*Written exercise*: Set down each line of the material that follows, exactly, with no pictures.

— Begin —

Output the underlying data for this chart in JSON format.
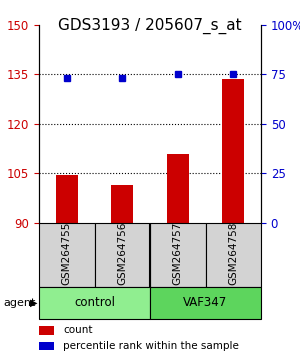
{
  "title": "GDS3193 / 205607_s_at",
  "samples": [
    "GSM264755",
    "GSM264756",
    "GSM264757",
    "GSM264758"
  ],
  "groups": [
    "control",
    "control",
    "VAF347",
    "VAF347"
  ],
  "group_labels": [
    "control",
    "VAF347"
  ],
  "group_colors": [
    "#90EE90",
    "#4CBB47"
  ],
  "count_values": [
    104.5,
    101.5,
    111.0,
    133.5
  ],
  "percentile_values": [
    73,
    73,
    75,
    75
  ],
  "ylim_left": [
    90,
    150
  ],
  "ylim_right": [
    0,
    100
  ],
  "yticks_left": [
    90,
    105,
    120,
    135,
    150
  ],
  "yticks_right": [
    0,
    25,
    50,
    75,
    100
  ],
  "ytick_labels_right": [
    "0",
    "25",
    "50",
    "75",
    "100%"
  ],
  "bar_color": "#CC0000",
  "dot_color": "#0000CC",
  "bar_width": 0.35,
  "agent_label": "agent",
  "legend_count": "count",
  "legend_pct": "percentile rank within the sample",
  "hline_values": [
    105,
    120,
    135
  ],
  "bg_color": "#FFFFFF",
  "plot_bg": "#FFFFFF",
  "label_fontsize": 9,
  "tick_fontsize": 8.5,
  "title_fontsize": 11,
  "left_tick_color": "#CC0000",
  "right_tick_color": "#0000CC"
}
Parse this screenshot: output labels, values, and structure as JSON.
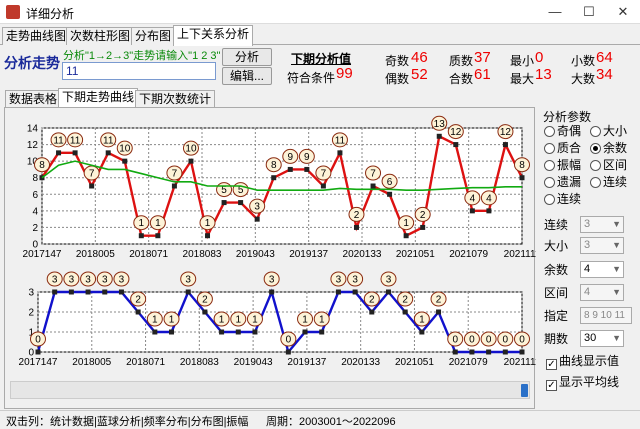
{
  "window": {
    "title": "详细分析",
    "minimize": "—",
    "maximize": "☐",
    "close": "✕"
  },
  "tabs": [
    "走势曲线图",
    "次数柱形图",
    "分布图",
    "上下关系分析"
  ],
  "trend": {
    "title": "分析走势",
    "hint": "分析\"1→2→3\"走势请输入\"1 2 3\"",
    "input_value": "11",
    "analyze_button": "分析",
    "edit_button": "编辑...",
    "next_value_label": "下期分析值",
    "condition_label": "符合条件",
    "condition_value": "99"
  },
  "stats": [
    {
      "label": "奇数",
      "value": "46"
    },
    {
      "label": "质数",
      "value": "37"
    },
    {
      "label": "最小",
      "value": "0"
    },
    {
      "label": "小数",
      "value": "64"
    },
    {
      "label": "偶数",
      "value": "52"
    },
    {
      "label": "合数",
      "value": "61"
    },
    {
      "label": "最大",
      "value": "13"
    },
    {
      "label": "大数",
      "value": "34"
    }
  ],
  "subtabs": [
    "数据表格",
    "下期走势曲线",
    "下期次数统计"
  ],
  "panel": {
    "title": "分析参数",
    "radios": [
      {
        "label": "奇偶",
        "checked": false
      },
      {
        "label": "大小",
        "checked": false
      },
      {
        "label": "质合",
        "checked": false
      },
      {
        "label": "余数",
        "checked": true
      },
      {
        "label": "振幅",
        "checked": false
      },
      {
        "label": "区间",
        "checked": false
      },
      {
        "label": "遗漏",
        "checked": false
      },
      {
        "label": "连续",
        "checked": false
      },
      {
        "label": "连续",
        "checked": false
      }
    ],
    "params": [
      {
        "label": "连续",
        "value": "3",
        "enabled": false
      },
      {
        "label": "大小",
        "value": "3",
        "enabled": false
      },
      {
        "label": "余数",
        "value": "4",
        "enabled": true
      },
      {
        "label": "区间",
        "value": "4",
        "enabled": false
      },
      {
        "label": "指定",
        "value": "8 9 10 11",
        "enabled": false
      },
      {
        "label": "期数",
        "value": "30",
        "enabled": true
      }
    ],
    "checks": [
      {
        "label": "曲线显示值",
        "checked": true
      },
      {
        "label": "显示平均线",
        "checked": true
      }
    ]
  },
  "status": {
    "left": "双击列：统计数据|蓝球分析|频率分布|分布图|振幅",
    "right": "周期：2003001～2022096"
  },
  "colors": {
    "top_line": "#dd1111",
    "avg_line": "#11aa11",
    "bottom_line": "#1111cc",
    "value_red": "#ee0000"
  },
  "chart_data": [
    {
      "type": "line",
      "x_ticks": [
        "2017147",
        "2018005",
        "2018071",
        "2018083",
        "2019043",
        "2019137",
        "2020133",
        "2021051",
        "2021079",
        "2021111"
      ],
      "y_ticks": [
        "14",
        "12",
        "10",
        "8",
        "6",
        "4",
        "2",
        "0"
      ],
      "ylim": [
        0,
        14
      ],
      "grid": true,
      "series": [
        {
          "values": [
            8,
            11,
            11,
            7,
            11,
            10,
            1,
            1,
            7,
            10,
            1,
            5,
            5,
            3,
            8,
            9,
            9,
            7,
            11,
            2,
            7,
            6,
            1,
            2,
            13,
            12,
            4,
            4,
            12,
            8
          ]
        },
        {
          "values": [
            8,
            9.5,
            10,
            9.5,
            9,
            9,
            8.5,
            8,
            7.5,
            7.5,
            7,
            7,
            7,
            6.5,
            6.5,
            6.5,
            6.5,
            6.5,
            6.7,
            6.6,
            6.6,
            6.6,
            6.5,
            6.5,
            6.6,
            6.7,
            6.8,
            6.8,
            6.9,
            6.9
          ]
        }
      ]
    },
    {
      "type": "line",
      "x_ticks": [
        "2017147",
        "2018005",
        "2018071",
        "2018083",
        "2019043",
        "2019137",
        "2020133",
        "2021051",
        "2021079",
        "2021111"
      ],
      "y_ticks": [
        "3",
        "2",
        "1",
        "0"
      ],
      "ylim": [
        0,
        3
      ],
      "grid": true,
      "series": [
        {
          "values": [
            0,
            3,
            3,
            3,
            3,
            3,
            2,
            1,
            1,
            3,
            2,
            1,
            1,
            1,
            3,
            0,
            1,
            1,
            3,
            3,
            2,
            3,
            2,
            1,
            2,
            0,
            0,
            0,
            0,
            0
          ]
        }
      ]
    }
  ]
}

— End —

*Exercise solution*:
Output the underlying data for this chart in JSON format.
{
  "title": "GDS3193 / 205607_s_at",
  "samples": [
    "GSM264755",
    "GSM264756",
    "GSM264757",
    "GSM264758"
  ],
  "groups": [
    "control",
    "control",
    "VAF347",
    "VAF347"
  ],
  "group_labels": [
    "control",
    "VAF347"
  ],
  "group_colors": [
    "#90EE90",
    "#4CBB47"
  ],
  "count_values": [
    104.5,
    101.5,
    111.0,
    133.5
  ],
  "percentile_values": [
    73,
    73,
    75,
    75
  ],
  "ylim_left": [
    90,
    150
  ],
  "ylim_right": [
    0,
    100
  ],
  "yticks_left": [
    90,
    105,
    120,
    135,
    150
  ],
  "yticks_right": [
    0,
    25,
    50,
    75,
    100
  ],
  "ytick_labels_right": [
    "0",
    "25",
    "50",
    "75",
    "100%"
  ],
  "bar_color": "#CC0000",
  "dot_color": "#0000CC",
  "bar_width": 0.35,
  "agent_label": "agent",
  "legend_count": "count",
  "legend_pct": "percentile rank within the sample",
  "hline_values": [
    105,
    120,
    135
  ],
  "bg_color": "#FFFFFF",
  "plot_bg": "#FFFFFF",
  "label_fontsize": 9,
  "tick_fontsize": 8.5,
  "title_fontsize": 11,
  "left_tick_color": "#CC0000",
  "right_tick_color": "#0000CC"
}
Parse this screenshot: output labels, values, and structure as JSON.
{
  "window": {
    "title": "详细分析",
    "minimize": "—",
    "maximize": "☐",
    "close": "✕"
  },
  "tabs": [
    "走势曲线图",
    "次数柱形图",
    "分布图",
    "上下关系分析"
  ],
  "trend": {
    "title": "分析走势",
    "hint": "分析\"1→2→3\"走势请输入\"1 2 3\"",
    "input_value": "11",
    "analyze_button": "分析",
    "edit_button": "编辑...",
    "next_value_label": "下期分析值",
    "condition_label": "符合条件",
    "condition_value": "99"
  },
  "stats": [
    {
      "label": "奇数",
      "value": "46"
    },
    {
      "label": "质数",
      "value": "37"
    },
    {
      "label": "最小",
      "value": "0"
    },
    {
      "label": "小数",
      "value": "64"
    },
    {
      "label": "偶数",
      "value": "52"
    },
    {
      "label": "合数",
      "value": "61"
    },
    {
      "label": "最大",
      "value": "13"
    },
    {
      "label": "大数",
      "value": "34"
    }
  ],
  "subtabs": [
    "数据表格",
    "下期走势曲线",
    "下期次数统计"
  ],
  "panel": {
    "title": "分析参数",
    "radios": [
      {
        "label": "奇偶",
        "checked": false
      },
      {
        "label": "大小",
        "checked": false
      },
      {
        "label": "质合",
        "checked": false
      },
      {
        "label": "余数",
        "checked": true
      },
      {
        "label": "振幅",
        "checked": false
      },
      {
        "label": "区间",
        "checked": false
      },
      {
        "label": "遗漏",
        "checked": false
      },
      {
        "label": "连续",
        "checked": false
      },
      {
        "label": "连续",
        "checked": false
      }
    ],
    "params": [
      {
        "label": "连续",
        "value": "3",
        "enabled": false
      },
      {
        "label": "大小",
        "value": "3",
        "enabled": false
      },
      {
        "label": "余数",
        "value": "4",
        "enabled": true
      },
      {
        "label": "区间",
        "value": "4",
        "enabled": false
      },
      {
        "label": "指定",
        "value": "8 9 10 11",
        "enabled": false
      },
      {
        "label": "期数",
        "value": "30",
        "enabled": true
      }
    ],
    "checks": [
      {
        "label": "曲线显示值",
        "checked": true
      },
      {
        "label": "显示平均线",
        "checked": true
      }
    ]
  },
  "status": {
    "left": "双击列：统计数据|蓝球分析|频率分布|分布图|振幅",
    "right": "周期：2003001～2022096"
  },
  "colors": {
    "top_line": "#dd1111",
    "avg_line": "#11aa11",
    "bottom_line": "#1111cc",
    "value_red": "#ee0000"
  },
  "chart_data": [
    {
      "type": "line",
      "x_ticks": [
        "2017147",
        "2018005",
        "2018071",
        "2018083",
        "2019043",
        "2019137",
        "2020133",
        "2021051",
        "2021079",
        "2021111"
      ],
      "y_ticks": [
        "14",
        "12",
        "10",
        "8",
        "6",
        "4",
        "2",
        "0"
      ],
      "ylim": [
        0,
        14
      ],
      "grid": true,
      "series": [
        {
          "values": [
            8,
            11,
            11,
            7,
            11,
            10,
            1,
            1,
            7,
            10,
            1,
            5,
            5,
            3,
            8,
            9,
            9,
            7,
            11,
            2,
            7,
            6,
            1,
            2,
            13,
            12,
            4,
            4,
            12,
            8
          ]
        },
        {
          "values": [
            8,
            9.5,
            10,
            9.5,
            9,
            9,
            8.5,
            8,
            7.5,
            7.5,
            7,
            7,
            7,
            6.5,
            6.5,
            6.5,
            6.5,
            6.5,
            6.7,
            6.6,
            6.6,
            6.6,
            6.5,
            6.5,
            6.6,
            6.7,
            6.8,
            6.8,
            6.9,
            6.9
          ]
        }
      ]
    },
    {
      "type": "line",
      "x_ticks": [
        "2017147",
        "2018005",
        "2018071",
        "2018083",
        "2019043",
        "2019137",
        "2020133",
        "2021051",
        "2021079",
        "2021111"
      ],
      "y_ticks": [
        "3",
        "2",
        "1",
        "0"
      ],
      "ylim": [
        0,
        3
      ],
      "grid": true,
      "series": [
        {
          "values": [
            0,
            3,
            3,
            3,
            3,
            3,
            2,
            1,
            1,
            3,
            2,
            1,
            1,
            1,
            3,
            0,
            1,
            1,
            3,
            3,
            2,
            3,
            2,
            1,
            2,
            0,
            0,
            0,
            0,
            0
          ]
        }
      ]
    }
  ]
}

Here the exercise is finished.